Problem to solve: From the material below, return every line that includes "Byggmöte".

Data shown START

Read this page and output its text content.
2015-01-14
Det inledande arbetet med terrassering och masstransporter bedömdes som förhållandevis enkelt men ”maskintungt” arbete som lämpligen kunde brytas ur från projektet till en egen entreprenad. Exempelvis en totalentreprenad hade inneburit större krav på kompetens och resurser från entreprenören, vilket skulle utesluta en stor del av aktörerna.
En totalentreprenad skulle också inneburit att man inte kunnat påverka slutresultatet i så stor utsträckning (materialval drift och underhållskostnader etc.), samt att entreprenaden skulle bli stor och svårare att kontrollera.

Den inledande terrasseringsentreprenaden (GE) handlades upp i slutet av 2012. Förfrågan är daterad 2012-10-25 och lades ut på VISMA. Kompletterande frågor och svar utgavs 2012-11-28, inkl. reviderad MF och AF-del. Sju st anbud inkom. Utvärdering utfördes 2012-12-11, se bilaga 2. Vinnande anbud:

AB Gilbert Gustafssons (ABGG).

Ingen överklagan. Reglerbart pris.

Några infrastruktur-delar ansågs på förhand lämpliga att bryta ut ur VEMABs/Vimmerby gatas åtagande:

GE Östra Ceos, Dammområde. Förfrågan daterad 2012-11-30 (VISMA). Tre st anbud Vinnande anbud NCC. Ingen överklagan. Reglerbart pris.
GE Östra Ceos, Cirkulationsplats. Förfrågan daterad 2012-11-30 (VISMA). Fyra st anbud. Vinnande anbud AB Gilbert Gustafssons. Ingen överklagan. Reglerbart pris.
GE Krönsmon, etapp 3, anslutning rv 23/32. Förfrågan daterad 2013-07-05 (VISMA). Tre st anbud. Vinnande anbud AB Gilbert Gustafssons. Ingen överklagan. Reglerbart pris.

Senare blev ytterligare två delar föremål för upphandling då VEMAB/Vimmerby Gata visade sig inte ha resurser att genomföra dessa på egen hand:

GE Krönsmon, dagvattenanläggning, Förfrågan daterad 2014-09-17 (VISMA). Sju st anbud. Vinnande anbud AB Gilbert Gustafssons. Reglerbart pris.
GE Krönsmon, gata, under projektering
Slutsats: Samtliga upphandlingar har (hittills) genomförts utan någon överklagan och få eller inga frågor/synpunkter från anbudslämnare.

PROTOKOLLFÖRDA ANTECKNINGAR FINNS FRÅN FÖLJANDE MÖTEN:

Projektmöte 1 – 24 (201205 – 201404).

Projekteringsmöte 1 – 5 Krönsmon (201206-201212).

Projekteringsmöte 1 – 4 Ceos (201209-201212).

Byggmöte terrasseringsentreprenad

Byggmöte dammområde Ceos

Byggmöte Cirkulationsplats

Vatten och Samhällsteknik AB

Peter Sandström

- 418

Data shown END

Written solution:
Byggmöte terrasseringsentreprenad
Byggmöte dammområde Ceos
Byggmöte Cirkulationsplats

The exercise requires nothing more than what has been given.